▶ Exercise instructions
Search the material below for the string "октября" and list each line that holds it.

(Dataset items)
--- START ---
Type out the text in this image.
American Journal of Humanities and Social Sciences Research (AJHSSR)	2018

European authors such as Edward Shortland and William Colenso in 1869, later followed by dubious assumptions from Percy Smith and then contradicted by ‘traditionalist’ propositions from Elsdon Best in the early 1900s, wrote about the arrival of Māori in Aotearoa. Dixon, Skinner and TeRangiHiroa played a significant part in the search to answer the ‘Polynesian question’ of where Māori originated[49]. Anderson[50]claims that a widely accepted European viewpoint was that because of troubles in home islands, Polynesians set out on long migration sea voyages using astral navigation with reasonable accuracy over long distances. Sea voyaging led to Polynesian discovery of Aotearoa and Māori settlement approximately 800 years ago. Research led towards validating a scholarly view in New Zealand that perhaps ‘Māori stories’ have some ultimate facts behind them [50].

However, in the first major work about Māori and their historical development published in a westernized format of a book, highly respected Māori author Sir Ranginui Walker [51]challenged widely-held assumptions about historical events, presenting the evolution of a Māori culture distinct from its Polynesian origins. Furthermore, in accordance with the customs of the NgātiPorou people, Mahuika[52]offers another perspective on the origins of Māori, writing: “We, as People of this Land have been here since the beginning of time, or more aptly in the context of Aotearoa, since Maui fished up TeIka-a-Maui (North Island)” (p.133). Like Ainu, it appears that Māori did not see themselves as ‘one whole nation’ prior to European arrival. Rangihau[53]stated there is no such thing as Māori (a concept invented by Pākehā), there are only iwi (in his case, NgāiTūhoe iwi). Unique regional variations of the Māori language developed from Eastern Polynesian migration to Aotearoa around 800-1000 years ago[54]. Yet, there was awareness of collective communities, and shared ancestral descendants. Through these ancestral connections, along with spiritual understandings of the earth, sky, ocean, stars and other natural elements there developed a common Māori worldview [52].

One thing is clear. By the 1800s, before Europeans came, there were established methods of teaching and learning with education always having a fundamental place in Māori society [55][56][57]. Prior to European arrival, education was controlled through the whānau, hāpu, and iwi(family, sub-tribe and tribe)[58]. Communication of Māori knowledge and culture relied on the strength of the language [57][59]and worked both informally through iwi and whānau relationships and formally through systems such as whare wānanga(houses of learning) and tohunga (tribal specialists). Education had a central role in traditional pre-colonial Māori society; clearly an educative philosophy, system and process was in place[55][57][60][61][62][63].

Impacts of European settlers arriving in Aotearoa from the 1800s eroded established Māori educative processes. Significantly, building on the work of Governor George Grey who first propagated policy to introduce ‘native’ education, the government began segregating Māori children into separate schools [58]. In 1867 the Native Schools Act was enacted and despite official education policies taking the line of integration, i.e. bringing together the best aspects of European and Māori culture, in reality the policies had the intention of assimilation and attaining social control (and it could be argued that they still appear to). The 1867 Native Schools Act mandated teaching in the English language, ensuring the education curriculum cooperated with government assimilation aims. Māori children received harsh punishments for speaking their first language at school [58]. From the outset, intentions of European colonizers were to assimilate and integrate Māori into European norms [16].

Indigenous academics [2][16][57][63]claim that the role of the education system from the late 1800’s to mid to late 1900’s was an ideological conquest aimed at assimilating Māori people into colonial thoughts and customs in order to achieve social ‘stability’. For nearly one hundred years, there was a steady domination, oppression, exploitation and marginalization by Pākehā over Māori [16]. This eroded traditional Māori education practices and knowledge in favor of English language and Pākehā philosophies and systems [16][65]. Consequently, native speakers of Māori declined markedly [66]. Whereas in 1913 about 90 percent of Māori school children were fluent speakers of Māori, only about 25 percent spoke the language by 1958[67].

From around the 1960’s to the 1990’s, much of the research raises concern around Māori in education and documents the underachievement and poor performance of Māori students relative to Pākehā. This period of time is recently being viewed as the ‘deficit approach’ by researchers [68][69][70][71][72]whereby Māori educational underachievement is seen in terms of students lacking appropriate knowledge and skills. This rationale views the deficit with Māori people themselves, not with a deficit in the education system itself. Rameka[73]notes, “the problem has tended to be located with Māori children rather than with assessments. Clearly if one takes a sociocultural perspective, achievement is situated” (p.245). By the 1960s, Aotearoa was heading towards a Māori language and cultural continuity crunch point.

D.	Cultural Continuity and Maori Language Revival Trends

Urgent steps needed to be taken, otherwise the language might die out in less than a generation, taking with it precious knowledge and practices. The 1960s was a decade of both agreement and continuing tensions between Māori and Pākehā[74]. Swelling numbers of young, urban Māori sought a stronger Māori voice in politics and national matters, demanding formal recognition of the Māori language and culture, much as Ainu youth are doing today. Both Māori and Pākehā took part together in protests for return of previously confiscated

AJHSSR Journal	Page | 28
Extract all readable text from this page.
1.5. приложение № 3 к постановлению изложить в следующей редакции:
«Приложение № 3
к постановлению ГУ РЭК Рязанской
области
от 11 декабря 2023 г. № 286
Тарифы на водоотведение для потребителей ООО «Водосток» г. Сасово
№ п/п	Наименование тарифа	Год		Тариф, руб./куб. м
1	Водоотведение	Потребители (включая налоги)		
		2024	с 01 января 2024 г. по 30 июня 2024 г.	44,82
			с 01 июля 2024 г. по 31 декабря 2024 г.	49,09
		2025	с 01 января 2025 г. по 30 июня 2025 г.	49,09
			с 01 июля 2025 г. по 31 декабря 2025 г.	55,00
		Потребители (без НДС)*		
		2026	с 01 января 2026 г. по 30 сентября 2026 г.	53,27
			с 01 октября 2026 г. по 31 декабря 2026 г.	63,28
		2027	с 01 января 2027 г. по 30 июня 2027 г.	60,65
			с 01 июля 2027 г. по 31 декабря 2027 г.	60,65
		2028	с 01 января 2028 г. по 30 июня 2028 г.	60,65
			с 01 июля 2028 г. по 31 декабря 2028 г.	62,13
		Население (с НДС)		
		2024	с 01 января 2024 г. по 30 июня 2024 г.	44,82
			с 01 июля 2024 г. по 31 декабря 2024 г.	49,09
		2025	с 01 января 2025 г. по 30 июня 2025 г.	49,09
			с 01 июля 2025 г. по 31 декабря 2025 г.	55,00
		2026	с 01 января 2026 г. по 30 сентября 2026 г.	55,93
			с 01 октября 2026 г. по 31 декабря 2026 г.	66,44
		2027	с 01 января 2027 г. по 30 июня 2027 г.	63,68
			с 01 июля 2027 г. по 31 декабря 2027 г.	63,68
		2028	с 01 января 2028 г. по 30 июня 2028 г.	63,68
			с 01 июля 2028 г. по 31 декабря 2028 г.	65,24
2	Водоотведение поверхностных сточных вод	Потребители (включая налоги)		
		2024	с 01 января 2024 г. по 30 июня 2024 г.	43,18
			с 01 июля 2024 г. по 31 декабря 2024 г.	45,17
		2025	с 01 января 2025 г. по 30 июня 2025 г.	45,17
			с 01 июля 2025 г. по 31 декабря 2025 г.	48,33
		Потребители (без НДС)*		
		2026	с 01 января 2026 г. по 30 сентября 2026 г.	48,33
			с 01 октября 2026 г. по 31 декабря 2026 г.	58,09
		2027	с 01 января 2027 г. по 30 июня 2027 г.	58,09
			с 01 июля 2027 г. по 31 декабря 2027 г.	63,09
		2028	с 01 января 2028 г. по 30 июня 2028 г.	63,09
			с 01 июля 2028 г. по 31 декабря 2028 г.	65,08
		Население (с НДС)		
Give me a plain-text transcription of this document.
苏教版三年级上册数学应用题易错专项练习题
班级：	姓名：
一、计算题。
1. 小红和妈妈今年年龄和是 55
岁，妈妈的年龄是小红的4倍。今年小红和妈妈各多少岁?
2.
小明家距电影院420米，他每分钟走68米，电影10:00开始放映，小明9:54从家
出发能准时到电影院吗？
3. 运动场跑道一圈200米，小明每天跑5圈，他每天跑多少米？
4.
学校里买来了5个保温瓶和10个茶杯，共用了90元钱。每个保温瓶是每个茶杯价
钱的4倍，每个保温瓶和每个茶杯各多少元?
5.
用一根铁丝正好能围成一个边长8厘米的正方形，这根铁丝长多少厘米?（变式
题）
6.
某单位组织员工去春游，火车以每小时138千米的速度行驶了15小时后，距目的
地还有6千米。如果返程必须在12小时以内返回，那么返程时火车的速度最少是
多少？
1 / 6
--- END ---
▶ Finished task
			с 01 октября 2026 г. по 31 декабря 2026 г.	63,28
			с 01 октября 2026 г. по 31 декабря 2026 г.	66,44
			с 01 октября 2026 г. по 31 декабря 2026 г.	58,09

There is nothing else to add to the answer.